- **What needs to be done**: The records that follow must be repeated verbatim, every one of them.

- **Supplied data**:

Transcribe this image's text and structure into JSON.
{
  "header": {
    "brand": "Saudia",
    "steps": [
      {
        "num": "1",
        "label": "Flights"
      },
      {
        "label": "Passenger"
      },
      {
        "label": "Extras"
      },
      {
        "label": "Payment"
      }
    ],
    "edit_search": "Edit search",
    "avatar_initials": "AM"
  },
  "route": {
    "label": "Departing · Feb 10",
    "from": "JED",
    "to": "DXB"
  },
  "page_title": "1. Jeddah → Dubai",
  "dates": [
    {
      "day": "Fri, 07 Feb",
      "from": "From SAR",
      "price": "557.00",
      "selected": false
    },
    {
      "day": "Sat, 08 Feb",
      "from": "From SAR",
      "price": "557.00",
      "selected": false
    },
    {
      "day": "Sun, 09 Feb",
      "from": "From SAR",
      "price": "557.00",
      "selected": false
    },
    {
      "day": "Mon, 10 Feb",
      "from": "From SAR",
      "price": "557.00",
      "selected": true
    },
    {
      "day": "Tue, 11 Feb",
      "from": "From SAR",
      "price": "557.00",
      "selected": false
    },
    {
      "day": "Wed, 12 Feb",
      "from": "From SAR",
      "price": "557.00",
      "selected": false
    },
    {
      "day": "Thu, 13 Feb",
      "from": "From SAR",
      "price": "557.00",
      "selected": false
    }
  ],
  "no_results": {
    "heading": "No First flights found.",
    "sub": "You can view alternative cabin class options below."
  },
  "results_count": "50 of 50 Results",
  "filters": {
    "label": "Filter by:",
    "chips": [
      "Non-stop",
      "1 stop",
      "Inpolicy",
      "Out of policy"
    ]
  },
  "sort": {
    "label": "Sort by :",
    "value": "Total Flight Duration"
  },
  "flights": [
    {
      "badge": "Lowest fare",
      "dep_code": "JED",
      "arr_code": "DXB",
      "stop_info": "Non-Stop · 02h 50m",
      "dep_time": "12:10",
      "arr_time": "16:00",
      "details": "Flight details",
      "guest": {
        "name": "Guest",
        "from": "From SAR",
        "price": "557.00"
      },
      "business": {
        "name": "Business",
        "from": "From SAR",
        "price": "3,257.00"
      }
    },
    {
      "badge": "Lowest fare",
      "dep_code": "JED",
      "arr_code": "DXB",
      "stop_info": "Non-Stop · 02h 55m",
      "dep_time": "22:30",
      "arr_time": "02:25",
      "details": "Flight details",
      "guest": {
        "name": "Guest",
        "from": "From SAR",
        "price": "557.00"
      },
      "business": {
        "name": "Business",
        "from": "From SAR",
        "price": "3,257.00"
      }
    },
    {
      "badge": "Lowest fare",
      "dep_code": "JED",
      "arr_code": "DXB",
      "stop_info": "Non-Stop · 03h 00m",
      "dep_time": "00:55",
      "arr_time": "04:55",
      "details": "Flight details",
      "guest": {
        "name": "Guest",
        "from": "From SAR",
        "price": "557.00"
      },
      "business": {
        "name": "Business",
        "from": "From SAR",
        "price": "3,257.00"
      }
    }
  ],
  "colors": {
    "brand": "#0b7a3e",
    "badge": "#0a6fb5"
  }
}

- **Final answer**:
Transcribe this image's text and structure into JSON.
{
  "header": {
    "brand": "Saudia",
    "steps": [
      {
        "num": "1",
        "label": "Flights"
      },
      {
        "label": "Passenger"
      },
      {
        "label": "Extras"
      },
      {
        "label": "Payment"
      }
    ],
    "edit_search": "Edit search",
    "avatar_initials": "AM"
  },
  "route": {
    "label": "Departing · Feb 10",
    "from": "JED",
    "to": "DXB"
  },
  "page_title": "1. Jeddah → Dubai",
  "dates": [
    {
      "day": "Fri, 07 Feb",
      "from": "From SAR",
      "price": "557.00",
      "selected": false
    },
    {
      "day": "Sat, 08 Feb",
      "from": "From SAR",
      "price": "557.00",
      "selected": false
    },
    {
      "day": "Sun, 09 Feb",
      "from": "From SAR",
      "price": "557.00",
      "selected": false
    },
    {
      "day": "Mon, 10 Feb",
      "from": "From SAR",
      "price": "557.00",
      "selected": true
    },
    {
      "day": "Tue, 11 Feb",
      "from": "From SAR",
      "price": "557.00",
      "selected": false
    },
    {
      "day": "Wed, 12 Feb",
      "from": "From SAR",
      "price": "557.00",
      "selected": false
    },
    {
      "day": "Thu, 13 Feb",
      "from": "From SAR",
      "price": "557.00",
      "selected": false
    }
  ],
  "no_results": {
    "heading": "No First flights found.",
    "sub": "You can view alternative cabin class options below."
  },
  "results_count": "50 of 50 Results",
  "filters": {
    "label": "Filter by:",
    "chips": [
      "Non-stop",
      "1 stop",
      "Inpolicy",
      "Out of policy"
    ]
  },
  "sort": {
    "label": "Sort by :",
    "value": "Total Flight Duration"
  },
  "flights": [
    {
      "badge": "Lowest fare",
      "dep_code": "JED",
      "arr_code": "DXB",
      "stop_info": "Non-Stop · 02h 50m",
      "dep_time": "12:10",
      "arr_time": "16:00",
      "details": "Flight details",
      "guest": {
        "name": "Guest",
        "from": "From SAR",
        "price": "557.00"
      },
      "business": {
        "name": "Business",
        "from": "From SAR",
        "price": "3,257.00"
      }
    },
    {
      "badge": "Lowest fare",
      "dep_code": "JED",
      "arr_code": "DXB",
      "stop_info": "Non-Stop · 02h 55m",
      "dep_time": "22:30",
      "arr_time": "02:25",
      "details": "Flight details",
      "guest": {
        "name": "Guest",
        "from": "From SAR",
        "price": "557.00"
      },
      "business": {
        "name": "Business",
        "from": "From SAR",
        "price": "3,257.00"
      }
    },
    {
      "badge": "Lowest fare",
      "dep_code": "JED",
      "arr_code": "DXB",
      "stop_info": "Non-Stop · 03h 00m",
      "dep_time": "00:55",
      "arr_time": "04:55",
      "details": "Flight details",
      "guest": {
        "name": "Guest",
        "from": "From SAR",
        "price": "557.00"
      },
      "business": {
        "name": "Business",
        "from": "From SAR",
        "price": "3,257.00"
      }
    }
  ],
  "colors": {
    "brand": "#0b7a3e",
    "badge": "#0a6fb5"
  }
}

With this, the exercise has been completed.